WHAT THIS TASK INVOLVES —
Below are the records. List every line holding the word "their".

───── INPUT ─────

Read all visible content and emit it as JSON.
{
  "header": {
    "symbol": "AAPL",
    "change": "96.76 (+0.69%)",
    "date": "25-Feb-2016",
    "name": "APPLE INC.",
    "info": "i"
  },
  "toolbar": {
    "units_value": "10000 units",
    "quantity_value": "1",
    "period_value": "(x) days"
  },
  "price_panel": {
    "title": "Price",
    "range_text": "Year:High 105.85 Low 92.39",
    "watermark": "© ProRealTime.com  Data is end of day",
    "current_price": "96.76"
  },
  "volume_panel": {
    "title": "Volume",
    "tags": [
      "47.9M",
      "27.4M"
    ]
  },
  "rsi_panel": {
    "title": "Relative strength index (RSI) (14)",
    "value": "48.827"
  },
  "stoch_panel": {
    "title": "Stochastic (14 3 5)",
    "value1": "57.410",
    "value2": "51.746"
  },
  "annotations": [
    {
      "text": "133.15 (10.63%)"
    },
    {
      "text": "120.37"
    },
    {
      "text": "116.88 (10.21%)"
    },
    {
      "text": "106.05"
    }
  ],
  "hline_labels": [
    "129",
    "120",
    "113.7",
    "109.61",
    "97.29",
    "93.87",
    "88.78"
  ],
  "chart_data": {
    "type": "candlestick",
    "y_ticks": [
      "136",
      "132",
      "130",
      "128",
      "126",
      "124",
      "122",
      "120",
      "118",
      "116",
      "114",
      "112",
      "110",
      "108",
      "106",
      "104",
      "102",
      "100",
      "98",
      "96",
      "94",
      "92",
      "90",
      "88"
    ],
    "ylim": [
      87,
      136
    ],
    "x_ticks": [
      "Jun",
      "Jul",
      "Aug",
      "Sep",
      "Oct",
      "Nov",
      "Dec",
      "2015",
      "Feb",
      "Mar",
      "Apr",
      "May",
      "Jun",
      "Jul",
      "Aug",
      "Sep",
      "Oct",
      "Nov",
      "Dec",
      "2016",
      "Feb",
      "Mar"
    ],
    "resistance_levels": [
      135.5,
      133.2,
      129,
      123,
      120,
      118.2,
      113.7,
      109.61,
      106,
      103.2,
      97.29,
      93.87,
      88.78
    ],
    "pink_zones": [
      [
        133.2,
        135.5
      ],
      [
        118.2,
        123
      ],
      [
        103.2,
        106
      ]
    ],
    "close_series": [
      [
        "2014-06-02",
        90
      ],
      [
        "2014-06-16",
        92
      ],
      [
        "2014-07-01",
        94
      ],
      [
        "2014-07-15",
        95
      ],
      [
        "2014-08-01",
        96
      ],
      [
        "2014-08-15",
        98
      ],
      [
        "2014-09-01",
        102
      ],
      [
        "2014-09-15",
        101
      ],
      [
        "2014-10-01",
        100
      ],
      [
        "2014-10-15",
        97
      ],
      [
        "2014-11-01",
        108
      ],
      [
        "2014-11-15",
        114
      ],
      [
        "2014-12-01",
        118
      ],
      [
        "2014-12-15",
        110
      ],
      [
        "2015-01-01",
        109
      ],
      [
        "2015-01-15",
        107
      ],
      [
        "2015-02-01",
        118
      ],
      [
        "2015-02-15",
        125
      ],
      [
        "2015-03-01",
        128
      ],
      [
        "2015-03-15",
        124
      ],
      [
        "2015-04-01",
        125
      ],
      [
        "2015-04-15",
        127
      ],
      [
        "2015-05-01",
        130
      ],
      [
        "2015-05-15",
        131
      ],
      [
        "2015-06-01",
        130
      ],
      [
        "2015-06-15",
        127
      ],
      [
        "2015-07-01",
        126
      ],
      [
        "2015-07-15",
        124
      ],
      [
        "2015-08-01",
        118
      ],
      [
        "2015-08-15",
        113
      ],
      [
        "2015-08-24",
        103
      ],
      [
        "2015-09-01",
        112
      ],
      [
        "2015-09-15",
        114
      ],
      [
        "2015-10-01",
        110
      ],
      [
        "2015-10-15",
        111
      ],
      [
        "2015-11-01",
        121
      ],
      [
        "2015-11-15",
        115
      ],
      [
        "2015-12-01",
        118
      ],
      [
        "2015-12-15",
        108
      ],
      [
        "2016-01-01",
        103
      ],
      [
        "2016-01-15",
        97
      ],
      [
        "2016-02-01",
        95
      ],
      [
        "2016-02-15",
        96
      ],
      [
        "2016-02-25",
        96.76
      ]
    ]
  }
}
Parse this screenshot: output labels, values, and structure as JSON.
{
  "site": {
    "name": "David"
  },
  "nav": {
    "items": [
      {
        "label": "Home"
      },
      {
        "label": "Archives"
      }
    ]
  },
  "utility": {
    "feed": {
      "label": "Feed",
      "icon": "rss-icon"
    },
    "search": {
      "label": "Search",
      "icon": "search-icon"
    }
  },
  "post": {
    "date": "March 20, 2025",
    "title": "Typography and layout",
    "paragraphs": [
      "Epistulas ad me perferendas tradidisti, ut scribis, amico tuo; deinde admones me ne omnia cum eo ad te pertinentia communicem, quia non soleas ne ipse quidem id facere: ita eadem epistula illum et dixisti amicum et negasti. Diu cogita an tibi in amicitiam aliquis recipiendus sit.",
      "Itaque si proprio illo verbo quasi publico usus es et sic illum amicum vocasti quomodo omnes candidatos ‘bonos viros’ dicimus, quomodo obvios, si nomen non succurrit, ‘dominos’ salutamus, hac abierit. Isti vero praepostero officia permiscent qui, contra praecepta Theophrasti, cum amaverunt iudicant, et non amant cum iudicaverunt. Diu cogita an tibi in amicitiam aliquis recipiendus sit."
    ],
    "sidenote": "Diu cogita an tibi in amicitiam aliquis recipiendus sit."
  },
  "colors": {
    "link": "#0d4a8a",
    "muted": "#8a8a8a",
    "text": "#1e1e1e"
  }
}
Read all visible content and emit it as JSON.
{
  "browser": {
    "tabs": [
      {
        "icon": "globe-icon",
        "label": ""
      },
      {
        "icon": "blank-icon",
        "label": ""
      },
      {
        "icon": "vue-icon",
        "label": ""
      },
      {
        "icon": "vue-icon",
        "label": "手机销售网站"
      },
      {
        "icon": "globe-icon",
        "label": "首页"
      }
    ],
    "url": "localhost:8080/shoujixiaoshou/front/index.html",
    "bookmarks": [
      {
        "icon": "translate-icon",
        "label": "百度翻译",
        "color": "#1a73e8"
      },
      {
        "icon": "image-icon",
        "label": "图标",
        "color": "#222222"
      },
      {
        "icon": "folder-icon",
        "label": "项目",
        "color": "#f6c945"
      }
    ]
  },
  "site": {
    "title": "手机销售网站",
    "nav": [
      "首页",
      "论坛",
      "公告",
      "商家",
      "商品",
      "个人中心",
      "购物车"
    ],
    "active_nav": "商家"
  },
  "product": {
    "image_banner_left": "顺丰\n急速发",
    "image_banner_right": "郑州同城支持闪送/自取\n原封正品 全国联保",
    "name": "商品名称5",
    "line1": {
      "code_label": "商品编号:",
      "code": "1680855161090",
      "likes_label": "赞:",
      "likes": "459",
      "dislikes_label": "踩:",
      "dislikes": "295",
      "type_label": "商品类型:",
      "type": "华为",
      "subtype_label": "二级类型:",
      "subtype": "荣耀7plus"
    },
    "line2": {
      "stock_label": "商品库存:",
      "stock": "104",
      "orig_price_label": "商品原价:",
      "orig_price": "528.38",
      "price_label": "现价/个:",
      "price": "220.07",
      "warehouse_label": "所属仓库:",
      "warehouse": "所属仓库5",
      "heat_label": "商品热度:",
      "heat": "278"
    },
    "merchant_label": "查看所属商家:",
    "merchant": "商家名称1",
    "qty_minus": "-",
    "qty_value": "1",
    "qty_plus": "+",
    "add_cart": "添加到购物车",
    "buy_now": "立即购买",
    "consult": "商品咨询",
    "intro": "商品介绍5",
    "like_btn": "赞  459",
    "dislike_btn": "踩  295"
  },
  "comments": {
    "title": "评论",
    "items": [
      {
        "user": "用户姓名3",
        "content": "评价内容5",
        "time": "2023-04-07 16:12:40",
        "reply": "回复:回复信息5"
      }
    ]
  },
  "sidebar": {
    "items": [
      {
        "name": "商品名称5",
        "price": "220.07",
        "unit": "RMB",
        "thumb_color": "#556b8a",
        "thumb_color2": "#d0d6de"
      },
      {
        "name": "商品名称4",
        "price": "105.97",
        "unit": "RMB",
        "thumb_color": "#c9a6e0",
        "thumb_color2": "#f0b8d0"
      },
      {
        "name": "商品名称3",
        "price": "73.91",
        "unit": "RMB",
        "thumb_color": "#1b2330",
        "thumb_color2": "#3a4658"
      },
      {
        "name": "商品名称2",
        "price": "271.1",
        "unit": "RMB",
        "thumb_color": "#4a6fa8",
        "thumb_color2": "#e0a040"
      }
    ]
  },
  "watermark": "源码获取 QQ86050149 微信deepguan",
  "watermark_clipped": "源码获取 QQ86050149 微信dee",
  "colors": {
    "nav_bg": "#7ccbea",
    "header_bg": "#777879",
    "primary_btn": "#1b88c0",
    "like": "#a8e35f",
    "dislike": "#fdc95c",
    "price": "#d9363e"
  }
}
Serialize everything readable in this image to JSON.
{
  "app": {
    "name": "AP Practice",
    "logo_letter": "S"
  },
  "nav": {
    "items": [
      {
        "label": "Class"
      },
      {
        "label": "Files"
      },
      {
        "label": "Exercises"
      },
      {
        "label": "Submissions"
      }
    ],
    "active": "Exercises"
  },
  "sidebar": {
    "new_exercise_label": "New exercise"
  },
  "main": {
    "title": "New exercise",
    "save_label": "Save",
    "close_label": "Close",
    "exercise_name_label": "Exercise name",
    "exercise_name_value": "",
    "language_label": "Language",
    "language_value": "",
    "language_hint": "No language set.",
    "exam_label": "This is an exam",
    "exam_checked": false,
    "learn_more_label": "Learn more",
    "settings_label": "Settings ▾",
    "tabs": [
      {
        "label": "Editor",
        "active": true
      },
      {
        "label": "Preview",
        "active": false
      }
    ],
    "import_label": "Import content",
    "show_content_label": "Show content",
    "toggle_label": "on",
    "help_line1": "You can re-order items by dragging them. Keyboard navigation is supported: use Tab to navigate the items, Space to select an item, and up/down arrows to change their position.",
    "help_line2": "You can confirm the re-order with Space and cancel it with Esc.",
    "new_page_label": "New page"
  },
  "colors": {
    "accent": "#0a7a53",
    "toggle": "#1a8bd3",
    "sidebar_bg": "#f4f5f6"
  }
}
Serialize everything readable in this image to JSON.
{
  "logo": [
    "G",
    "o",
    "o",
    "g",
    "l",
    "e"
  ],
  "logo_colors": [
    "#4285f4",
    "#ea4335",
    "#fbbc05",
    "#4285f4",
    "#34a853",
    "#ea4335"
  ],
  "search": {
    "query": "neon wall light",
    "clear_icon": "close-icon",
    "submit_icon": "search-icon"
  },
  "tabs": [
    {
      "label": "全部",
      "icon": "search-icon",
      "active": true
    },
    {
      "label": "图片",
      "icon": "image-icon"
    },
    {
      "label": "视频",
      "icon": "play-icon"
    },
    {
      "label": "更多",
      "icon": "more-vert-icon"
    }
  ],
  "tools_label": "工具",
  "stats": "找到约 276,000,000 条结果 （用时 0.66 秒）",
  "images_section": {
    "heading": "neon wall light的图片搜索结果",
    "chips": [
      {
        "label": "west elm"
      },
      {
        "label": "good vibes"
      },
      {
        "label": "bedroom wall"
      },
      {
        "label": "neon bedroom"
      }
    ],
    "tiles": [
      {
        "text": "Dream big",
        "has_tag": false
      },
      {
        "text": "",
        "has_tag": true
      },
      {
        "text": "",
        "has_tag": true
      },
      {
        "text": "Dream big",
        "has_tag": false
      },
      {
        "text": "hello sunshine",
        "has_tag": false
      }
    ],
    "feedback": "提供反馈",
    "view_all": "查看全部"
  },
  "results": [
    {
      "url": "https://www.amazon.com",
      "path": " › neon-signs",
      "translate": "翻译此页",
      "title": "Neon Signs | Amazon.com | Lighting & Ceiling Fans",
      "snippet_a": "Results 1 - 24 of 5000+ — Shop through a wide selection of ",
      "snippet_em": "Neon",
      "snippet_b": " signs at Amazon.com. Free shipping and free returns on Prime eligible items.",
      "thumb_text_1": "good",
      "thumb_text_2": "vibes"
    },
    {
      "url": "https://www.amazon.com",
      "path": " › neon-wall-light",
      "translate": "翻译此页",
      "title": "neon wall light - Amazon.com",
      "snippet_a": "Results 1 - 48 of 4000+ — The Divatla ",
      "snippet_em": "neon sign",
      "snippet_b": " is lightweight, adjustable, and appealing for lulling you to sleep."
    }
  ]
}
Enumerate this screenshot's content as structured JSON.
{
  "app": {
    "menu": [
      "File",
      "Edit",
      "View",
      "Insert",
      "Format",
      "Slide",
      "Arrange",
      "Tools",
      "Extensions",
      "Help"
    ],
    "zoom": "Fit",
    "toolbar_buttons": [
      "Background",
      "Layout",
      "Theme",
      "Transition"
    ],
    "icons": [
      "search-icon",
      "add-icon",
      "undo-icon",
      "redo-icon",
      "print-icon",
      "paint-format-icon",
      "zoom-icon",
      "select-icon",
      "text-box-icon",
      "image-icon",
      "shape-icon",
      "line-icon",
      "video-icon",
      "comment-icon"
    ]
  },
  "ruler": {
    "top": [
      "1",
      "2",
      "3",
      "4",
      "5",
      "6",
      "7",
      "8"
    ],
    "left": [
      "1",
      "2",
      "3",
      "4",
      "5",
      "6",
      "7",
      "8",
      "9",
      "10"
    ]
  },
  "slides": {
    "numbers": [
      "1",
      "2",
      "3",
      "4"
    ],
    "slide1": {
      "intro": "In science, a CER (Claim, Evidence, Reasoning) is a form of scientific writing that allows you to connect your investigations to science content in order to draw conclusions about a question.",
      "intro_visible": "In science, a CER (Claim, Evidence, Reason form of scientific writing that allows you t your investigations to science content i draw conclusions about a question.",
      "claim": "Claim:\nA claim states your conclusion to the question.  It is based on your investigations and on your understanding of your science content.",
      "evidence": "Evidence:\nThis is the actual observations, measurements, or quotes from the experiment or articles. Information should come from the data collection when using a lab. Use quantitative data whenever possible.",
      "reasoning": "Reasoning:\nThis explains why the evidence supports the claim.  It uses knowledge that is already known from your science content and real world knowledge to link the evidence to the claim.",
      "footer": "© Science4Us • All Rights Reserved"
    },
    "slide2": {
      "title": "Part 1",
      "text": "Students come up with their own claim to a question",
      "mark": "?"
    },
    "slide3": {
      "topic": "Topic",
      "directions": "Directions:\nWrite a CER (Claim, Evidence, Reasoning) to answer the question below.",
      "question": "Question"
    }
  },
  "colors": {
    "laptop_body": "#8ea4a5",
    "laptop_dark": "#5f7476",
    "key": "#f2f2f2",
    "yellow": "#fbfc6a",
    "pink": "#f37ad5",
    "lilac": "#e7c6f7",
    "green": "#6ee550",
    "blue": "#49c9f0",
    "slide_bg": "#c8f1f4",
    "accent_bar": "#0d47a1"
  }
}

─────

EXERCISE RESPONSE —
    "help_line1": "You can re-order items by dragging them. Keyboard navigation is supported: use Tab to navigate the items, Space to select an item, and up/down arrows to change their position.",
      "text": "Students come up with their own claim to a question",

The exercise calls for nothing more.